***** RECORDS SHOWN *****

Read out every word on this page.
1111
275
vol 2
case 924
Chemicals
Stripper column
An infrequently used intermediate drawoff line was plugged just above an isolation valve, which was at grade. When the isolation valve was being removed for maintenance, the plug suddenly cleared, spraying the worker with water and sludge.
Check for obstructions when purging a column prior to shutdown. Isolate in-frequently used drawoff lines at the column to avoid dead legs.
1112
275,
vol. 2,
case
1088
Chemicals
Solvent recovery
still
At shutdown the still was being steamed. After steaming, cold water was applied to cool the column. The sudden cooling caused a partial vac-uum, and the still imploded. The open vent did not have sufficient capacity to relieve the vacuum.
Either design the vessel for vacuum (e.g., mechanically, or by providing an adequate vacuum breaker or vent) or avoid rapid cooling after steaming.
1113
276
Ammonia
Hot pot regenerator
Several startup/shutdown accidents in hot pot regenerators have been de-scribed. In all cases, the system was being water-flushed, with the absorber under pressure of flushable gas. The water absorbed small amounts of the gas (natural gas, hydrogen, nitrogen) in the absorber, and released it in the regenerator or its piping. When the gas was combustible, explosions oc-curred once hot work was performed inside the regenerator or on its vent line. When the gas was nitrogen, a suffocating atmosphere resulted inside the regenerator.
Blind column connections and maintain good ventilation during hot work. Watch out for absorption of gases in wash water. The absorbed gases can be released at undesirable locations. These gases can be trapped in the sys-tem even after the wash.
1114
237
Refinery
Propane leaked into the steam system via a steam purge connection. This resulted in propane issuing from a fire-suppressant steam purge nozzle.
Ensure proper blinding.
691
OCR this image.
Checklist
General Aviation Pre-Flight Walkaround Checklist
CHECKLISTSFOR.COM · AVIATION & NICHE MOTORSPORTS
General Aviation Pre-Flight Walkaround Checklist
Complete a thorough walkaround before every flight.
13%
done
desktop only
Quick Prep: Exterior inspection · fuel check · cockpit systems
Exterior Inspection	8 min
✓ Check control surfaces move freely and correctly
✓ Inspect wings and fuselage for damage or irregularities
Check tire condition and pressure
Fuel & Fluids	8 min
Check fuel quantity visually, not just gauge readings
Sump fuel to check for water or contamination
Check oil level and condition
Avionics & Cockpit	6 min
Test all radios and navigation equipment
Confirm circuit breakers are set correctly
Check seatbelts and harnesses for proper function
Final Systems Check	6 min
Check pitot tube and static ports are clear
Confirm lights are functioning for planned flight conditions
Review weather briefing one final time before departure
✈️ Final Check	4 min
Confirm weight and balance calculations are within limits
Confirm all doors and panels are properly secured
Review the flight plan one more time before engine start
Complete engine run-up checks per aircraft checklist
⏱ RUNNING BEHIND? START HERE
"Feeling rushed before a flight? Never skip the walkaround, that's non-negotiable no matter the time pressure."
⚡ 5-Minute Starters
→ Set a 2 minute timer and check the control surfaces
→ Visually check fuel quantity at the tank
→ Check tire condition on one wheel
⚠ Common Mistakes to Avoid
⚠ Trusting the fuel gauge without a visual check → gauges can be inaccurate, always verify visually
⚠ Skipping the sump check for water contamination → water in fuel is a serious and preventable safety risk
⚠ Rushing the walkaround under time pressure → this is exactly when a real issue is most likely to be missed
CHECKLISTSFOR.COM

*****
***** RECORDS SHOWN *****

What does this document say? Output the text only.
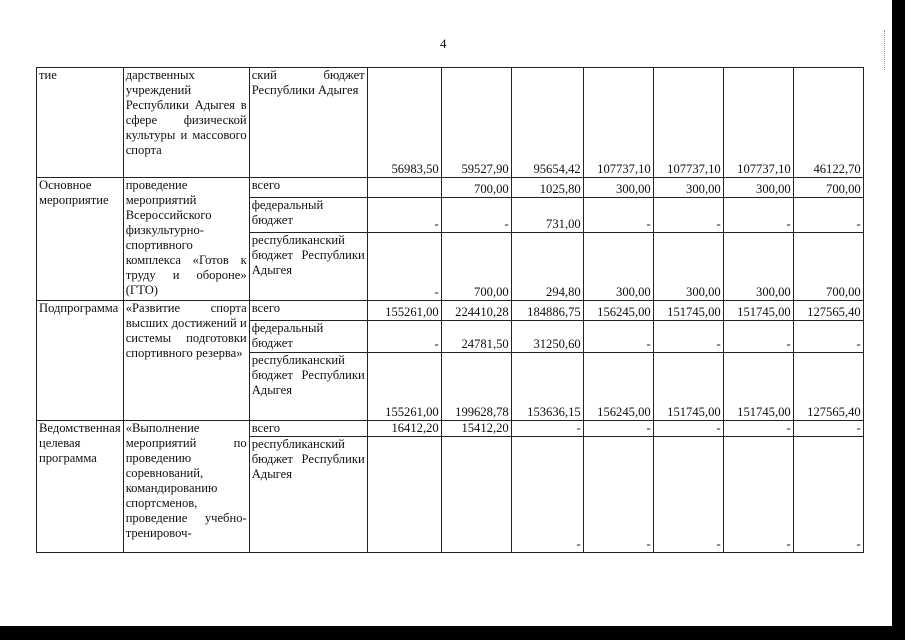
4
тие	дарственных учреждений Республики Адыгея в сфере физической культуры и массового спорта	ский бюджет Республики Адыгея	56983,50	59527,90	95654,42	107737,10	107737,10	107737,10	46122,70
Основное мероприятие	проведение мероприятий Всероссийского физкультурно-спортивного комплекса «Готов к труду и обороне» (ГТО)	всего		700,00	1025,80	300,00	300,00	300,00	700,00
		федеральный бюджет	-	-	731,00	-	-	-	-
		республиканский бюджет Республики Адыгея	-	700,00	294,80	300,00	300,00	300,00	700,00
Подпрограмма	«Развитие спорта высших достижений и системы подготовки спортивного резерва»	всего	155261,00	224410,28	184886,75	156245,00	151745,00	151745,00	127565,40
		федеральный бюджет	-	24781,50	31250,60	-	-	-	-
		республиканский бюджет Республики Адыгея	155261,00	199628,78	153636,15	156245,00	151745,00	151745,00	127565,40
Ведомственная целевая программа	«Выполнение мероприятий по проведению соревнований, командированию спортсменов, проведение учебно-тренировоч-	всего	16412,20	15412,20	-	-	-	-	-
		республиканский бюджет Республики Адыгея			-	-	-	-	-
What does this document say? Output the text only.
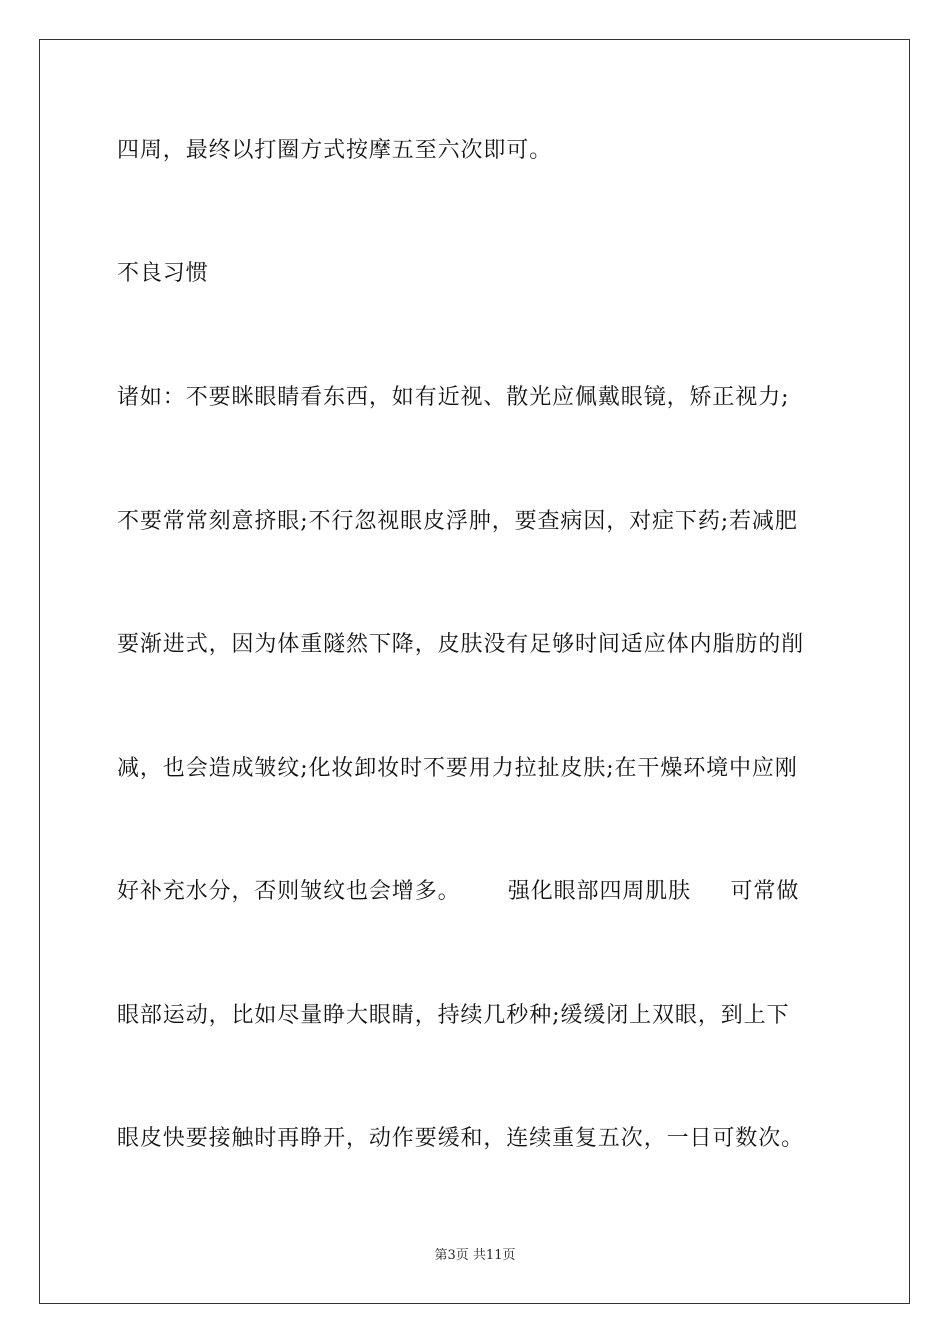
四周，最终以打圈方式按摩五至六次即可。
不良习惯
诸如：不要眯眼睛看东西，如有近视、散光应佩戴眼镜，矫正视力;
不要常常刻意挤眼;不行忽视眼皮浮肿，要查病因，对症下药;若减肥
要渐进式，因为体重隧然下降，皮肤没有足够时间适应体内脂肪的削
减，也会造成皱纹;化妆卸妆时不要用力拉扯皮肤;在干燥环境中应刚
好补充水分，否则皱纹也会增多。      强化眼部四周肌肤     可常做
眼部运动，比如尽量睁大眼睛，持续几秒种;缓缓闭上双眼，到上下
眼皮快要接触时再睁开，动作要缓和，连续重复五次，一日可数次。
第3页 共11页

*****

WRITTEN PROBLEM: Looking at the data above, show all lines where the word "республиканский" occurs.

RESPONSE TO THE EXERCISE:
		республиканский бюджет Республики Адыгея	-	700,00	294,80	300,00	300,00	300,00	700,00
		республиканский бюджет Республики Адыгея	155261,00	199628,78	153636,15	156245,00	151745,00	151745,00	127565,40
		республиканский бюджет Республики Адыгея			-	-	-	-	-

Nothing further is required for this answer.